Reproduce the listing below without any change.

Figure content listings
════

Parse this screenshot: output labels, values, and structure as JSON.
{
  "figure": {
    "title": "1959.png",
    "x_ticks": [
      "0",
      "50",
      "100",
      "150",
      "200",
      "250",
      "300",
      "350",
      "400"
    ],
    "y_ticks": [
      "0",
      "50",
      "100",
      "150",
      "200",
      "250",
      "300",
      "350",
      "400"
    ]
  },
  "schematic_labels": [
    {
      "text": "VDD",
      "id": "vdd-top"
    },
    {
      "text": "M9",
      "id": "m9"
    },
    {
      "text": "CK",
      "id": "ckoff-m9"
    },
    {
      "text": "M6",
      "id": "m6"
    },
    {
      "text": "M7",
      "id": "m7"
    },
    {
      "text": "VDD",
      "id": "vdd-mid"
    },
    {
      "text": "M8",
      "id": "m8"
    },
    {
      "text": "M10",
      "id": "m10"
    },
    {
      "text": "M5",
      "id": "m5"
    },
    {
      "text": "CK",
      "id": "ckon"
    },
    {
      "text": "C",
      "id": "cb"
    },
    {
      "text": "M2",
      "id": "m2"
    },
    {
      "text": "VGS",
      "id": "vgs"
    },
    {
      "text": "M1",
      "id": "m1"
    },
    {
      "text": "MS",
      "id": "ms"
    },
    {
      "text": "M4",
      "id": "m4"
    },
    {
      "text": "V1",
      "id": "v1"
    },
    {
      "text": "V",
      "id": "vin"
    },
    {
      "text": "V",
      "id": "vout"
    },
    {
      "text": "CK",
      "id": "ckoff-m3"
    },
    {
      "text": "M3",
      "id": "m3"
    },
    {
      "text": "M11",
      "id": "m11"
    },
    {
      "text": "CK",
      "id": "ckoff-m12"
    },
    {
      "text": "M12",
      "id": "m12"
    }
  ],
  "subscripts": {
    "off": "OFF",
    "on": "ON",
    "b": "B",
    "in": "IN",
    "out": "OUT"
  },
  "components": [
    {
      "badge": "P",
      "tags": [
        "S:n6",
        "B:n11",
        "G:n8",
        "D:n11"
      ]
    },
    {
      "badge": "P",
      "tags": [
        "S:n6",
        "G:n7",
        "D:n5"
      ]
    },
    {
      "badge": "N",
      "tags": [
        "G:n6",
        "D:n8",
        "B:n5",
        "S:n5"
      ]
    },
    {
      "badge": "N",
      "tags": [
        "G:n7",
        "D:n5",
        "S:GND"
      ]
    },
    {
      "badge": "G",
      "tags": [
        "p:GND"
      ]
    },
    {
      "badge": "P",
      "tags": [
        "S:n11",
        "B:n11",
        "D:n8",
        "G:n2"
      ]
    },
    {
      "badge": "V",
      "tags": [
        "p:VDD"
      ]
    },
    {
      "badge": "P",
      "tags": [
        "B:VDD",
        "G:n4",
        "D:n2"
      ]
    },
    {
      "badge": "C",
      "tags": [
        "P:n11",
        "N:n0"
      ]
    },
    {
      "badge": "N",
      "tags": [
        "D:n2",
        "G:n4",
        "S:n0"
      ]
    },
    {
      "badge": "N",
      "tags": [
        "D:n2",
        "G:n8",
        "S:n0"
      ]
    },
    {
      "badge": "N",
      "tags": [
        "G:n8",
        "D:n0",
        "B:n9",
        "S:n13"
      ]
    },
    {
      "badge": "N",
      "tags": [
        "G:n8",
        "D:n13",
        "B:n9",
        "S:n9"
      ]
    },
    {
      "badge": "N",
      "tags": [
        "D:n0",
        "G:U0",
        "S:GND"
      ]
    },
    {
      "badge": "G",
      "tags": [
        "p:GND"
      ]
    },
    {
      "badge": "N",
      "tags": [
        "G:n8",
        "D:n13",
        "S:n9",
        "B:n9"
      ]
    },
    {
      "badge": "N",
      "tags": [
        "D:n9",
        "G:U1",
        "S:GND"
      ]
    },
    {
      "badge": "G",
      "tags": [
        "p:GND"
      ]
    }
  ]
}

════

*SOLUTION*:
Parse this screenshot: output labels, values, and structure as JSON.
{
  "figure": {
    "title": "1959.png",
    "x_ticks": [
      "0",
      "50",
      "100",
      "150",
      "200",
      "250",
      "300",
      "350",
      "400"
    ],
    "y_ticks": [
      "0",
      "50",
      "100",
      "150",
      "200",
      "250",
      "300",
      "350",
      "400"
    ]
  },
  "schematic_labels": [
    {
      "text": "VDD",
      "id": "vdd-top"
    },
    {
      "text": "M9",
      "id": "m9"
    },
    {
      "text": "CK",
      "id": "ckoff-m9"
    },
    {
      "text": "M6",
      "id": "m6"
    },
    {
      "text": "M7",
      "id": "m7"
    },
    {
      "text": "VDD",
      "id": "vdd-mid"
    },
    {
      "text": "M8",
      "id": "m8"
    },
    {
      "text": "M10",
      "id": "m10"
    },
    {
      "text": "M5",
      "id": "m5"
    },
    {
      "text": "CK",
      "id": "ckon"
    },
    {
      "text": "C",
      "id": "cb"
    },
    {
      "text": "M2",
      "id": "m2"
    },
    {
      "text": "VGS",
      "id": "vgs"
    },
    {
      "text": "M1",
      "id": "m1"
    },
    {
      "text": "MS",
      "id": "ms"
    },
    {
      "text": "M4",
      "id": "m4"
    },
    {
      "text": "V1",
      "id": "v1"
    },
    {
      "text": "V",
      "id": "vin"
    },
    {
      "text": "V",
      "id": "vout"
    },
    {
      "text": "CK",
      "id": "ckoff-m3"
    },
    {
      "text": "M3",
      "id": "m3"
    },
    {
      "text": "M11",
      "id": "m11"
    },
    {
      "text": "CK",
      "id": "ckoff-m12"
    },
    {
      "text": "M12",
      "id": "m12"
    }
  ],
  "subscripts": {
    "off": "OFF",
    "on": "ON",
    "b": "B",
    "in": "IN",
    "out": "OUT"
  },
  "components": [
    {
      "badge": "P",
      "tags": [
        "S:n6",
        "B:n11",
        "G:n8",
        "D:n11"
      ]
    },
    {
      "badge": "P",
      "tags": [
        "S:n6",
        "G:n7",
        "D:n5"
      ]
    },
    {
      "badge": "N",
      "tags": [
        "G:n6",
        "D:n8",
        "B:n5",
        "S:n5"
      ]
    },
    {
      "badge": "N",
      "tags": [
        "G:n7",
        "D:n5",
        "S:GND"
      ]
    },
    {
      "badge": "G",
      "tags": [
        "p:GND"
      ]
    },
    {
      "badge": "P",
      "tags": [
        "S:n11",
        "B:n11",
        "D:n8",
        "G:n2"
      ]
    },
    {
      "badge": "V",
      "tags": [
        "p:VDD"
      ]
    },
    {
      "badge": "P",
      "tags": [
        "B:VDD",
        "G:n4",
        "D:n2"
      ]
    },
    {
      "badge": "C",
      "tags": [
        "P:n11",
        "N:n0"
      ]
    },
    {
      "badge": "N",
      "tags": [
        "D:n2",
        "G:n4",
        "S:n0"
      ]
    },
    {
      "badge": "N",
      "tags": [
        "D:n2",
        "G:n8",
        "S:n0"
      ]
    },
    {
      "badge": "N",
      "tags": [
        "G:n8",
        "D:n0",
        "B:n9",
        "S:n13"
      ]
    },
    {
      "badge": "N",
      "tags": [
        "G:n8",
        "D:n13",
        "B:n9",
        "S:n9"
      ]
    },
    {
      "badge": "N",
      "tags": [
        "D:n0",
        "G:U0",
        "S:GND"
      ]
    },
    {
      "badge": "G",
      "tags": [
        "p:GND"
      ]
    },
    {
      "badge": "N",
      "tags": [
        "G:n8",
        "D:n13",
        "S:n9",
        "B:n9"
      ]
    },
    {
      "badge": "N",
      "tags": [
        "D:n9",
        "G:U1",
        "S:GND"
      ]
    },
    {
      "badge": "G",
      "tags": [
        "p:GND"
      ]
    }
  ]
}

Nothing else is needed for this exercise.